YOUR OBJECTIVE -
Only the number is wanted: how many lines in the data contain "sodio"?

== INPUT ROWS

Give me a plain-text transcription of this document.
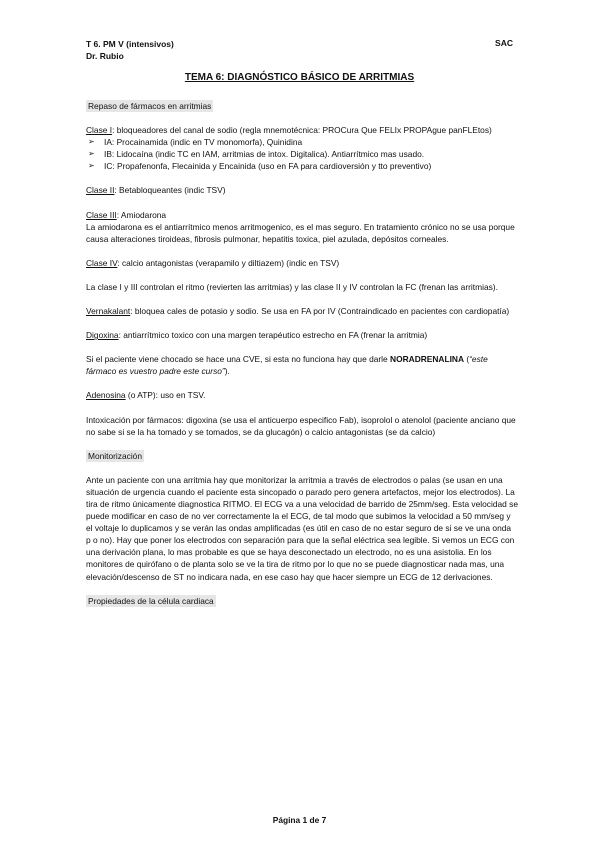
T 6. PM V (intensivos)
Dr. Rubio
SAC
TEMA 6: DIAGNÓSTICO BÁSICO DE ARRITMIAS
Repaso de fármacos en arritmias
Clase I: bloqueadores del canal de sodio (regla mnemotécnica: PROCura Que FELIx PROPAgue panFLEtos)
➢ IA: Procainamida (indic en TV monomorfa), Quinidina
➢ IB: Lidocaína (indic TC en IAM, arritmias de intox. Digitalica). Antiarrítmico mas usado.
➢ IC: Propafenonfa, Flecainida y Encainida (uso en FA para cardioversión y tto preventivo)
Clase II: Betabloqueantes (indic TSV)
Clase III: Amiodarona
La amiodarona es el antiarrítmico menos arritmogenico, es el mas seguro. En tratamiento crónico no se usa porque causa alteraciones tiroideas, fibrosis pulmonar, hepatitis toxica, piel azulada, depósitos corneales.
Clase IV: calcio antagonistas (verapamilo y diltiazem) (indic en TSV)
La clase I y III controlan el ritmo (revierten las arritmias) y las clase II y IV controlan la FC (frenan las arritmias).
Vernakalant: bloquea cales de potasio y sodio. Se usa en FA por IV (Contraindicado en pacientes con cardiopatía)
Digoxina: antiarrítmico toxico con una margen terapéutico estrecho en FA (frenar la arritmia)
Si el paciente viene chocado se hace una CVE, si esta no funciona hay que darle NORADRENALINA (“este fármaco es vuestro padre este curso”).
Adenosina (o ATP): uso en TSV.
Intoxicación por fármacos: digoxina (se usa el anticuerpo especifico Fab), isoprolol o atenolol (paciente anciano que no sabe si se la ha tomado y se tomados, se da glucagón) o calcio antagonistas (se da calcio)
Monitorización
Ante un paciente con una arritmia hay que monitorizar la arritmia a través de electrodos o palas (se usan en una situación de urgencia cuando el paciente esta sincopado o parado pero genera artefactos, mejor los electrodos). La tira de ritmo únicamente diagnostica RITMO. El ECG va a una velocidad de barrido de 25mm/seg. Esta velocidad se puede modificar en caso de no ver correctamente la el ECG, de tal modo que subimos la velocidad a 50 mm/seg y el voltaje lo duplicamos y se verán las ondas amplificadas (es útil en caso de no estar seguro de si se ve una onda p o no). Hay que poner los electrodos con separación para que la señal eléctrica sea legible. Si vemos un ECG con una derivación plana, lo mas probable es que se haya desconectado un electrodo, no es una asistolia. En los monitores de quirófano o de planta solo se ve la tira de ritmo por lo que no se puede diagnosticar nada mas, una elevación/descenso de ST no indicara nada, en ese caso hay que hacer siempre un ECG de 12 derivaciones.
Propiedades de la célula cardiaca
Página 1 de 7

====

OUTPUT -
2